**Task objective:**
Tell how many lines in the data below hold the string "Zadanie"; give nothing but the number.

**Dataset rows:**

§

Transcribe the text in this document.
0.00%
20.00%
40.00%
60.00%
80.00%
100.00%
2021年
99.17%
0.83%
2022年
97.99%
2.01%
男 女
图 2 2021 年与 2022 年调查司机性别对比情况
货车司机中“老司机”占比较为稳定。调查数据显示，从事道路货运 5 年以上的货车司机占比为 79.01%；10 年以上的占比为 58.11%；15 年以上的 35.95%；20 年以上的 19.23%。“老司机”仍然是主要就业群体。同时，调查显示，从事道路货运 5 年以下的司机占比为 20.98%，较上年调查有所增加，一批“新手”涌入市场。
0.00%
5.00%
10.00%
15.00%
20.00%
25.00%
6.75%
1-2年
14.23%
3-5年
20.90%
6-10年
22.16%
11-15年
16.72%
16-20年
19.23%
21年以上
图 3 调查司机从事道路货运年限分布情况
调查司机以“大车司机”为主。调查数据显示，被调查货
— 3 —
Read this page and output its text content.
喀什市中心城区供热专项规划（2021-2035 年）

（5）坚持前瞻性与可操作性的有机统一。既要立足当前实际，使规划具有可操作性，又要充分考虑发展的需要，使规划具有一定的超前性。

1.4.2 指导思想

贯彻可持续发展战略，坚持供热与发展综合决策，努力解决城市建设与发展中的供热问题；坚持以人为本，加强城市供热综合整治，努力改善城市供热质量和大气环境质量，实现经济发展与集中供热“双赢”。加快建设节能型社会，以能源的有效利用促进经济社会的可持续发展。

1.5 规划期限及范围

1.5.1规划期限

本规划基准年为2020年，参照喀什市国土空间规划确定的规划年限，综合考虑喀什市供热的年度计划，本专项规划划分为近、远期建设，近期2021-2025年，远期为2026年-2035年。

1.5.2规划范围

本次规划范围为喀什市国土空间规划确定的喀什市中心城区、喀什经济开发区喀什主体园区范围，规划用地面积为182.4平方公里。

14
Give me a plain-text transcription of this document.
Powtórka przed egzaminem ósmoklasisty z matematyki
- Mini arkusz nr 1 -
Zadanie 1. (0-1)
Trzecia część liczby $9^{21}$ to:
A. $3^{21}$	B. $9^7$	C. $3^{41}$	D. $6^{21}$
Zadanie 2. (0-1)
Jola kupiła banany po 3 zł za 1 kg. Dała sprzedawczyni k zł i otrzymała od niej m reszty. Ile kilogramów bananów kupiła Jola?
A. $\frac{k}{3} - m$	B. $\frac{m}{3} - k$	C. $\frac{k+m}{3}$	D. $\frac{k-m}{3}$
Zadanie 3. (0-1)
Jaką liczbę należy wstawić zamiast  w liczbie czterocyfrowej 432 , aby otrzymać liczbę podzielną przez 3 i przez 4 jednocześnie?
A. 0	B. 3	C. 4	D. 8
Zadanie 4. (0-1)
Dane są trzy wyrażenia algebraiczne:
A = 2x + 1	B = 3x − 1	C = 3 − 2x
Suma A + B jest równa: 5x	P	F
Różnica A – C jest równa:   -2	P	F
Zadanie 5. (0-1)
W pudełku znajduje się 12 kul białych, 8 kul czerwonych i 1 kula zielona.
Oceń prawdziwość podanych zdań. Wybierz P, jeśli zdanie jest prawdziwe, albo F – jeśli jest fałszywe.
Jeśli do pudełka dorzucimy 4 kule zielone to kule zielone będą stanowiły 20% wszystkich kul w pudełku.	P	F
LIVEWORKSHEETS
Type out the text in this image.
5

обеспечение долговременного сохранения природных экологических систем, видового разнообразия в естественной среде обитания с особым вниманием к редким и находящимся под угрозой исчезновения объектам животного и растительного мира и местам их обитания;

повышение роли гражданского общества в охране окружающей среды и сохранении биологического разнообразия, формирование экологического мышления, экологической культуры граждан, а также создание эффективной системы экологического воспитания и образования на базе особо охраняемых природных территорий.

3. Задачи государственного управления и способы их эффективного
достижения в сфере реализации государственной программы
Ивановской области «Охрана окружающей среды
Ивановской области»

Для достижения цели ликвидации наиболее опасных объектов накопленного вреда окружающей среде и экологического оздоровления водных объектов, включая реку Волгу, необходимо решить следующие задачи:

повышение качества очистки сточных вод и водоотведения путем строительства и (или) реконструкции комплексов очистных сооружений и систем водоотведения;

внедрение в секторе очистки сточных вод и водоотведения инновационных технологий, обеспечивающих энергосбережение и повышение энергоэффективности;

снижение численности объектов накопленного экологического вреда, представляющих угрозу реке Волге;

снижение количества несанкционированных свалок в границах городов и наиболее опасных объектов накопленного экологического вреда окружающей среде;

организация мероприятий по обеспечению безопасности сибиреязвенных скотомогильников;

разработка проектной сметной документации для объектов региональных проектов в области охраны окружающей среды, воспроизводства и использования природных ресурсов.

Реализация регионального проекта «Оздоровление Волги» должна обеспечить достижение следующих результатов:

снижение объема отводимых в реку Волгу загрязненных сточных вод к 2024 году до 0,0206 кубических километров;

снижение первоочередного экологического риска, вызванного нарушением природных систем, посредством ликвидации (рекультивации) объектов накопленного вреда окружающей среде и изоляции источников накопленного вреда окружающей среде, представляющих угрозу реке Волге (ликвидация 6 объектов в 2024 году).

§

**Exercise solution:**
5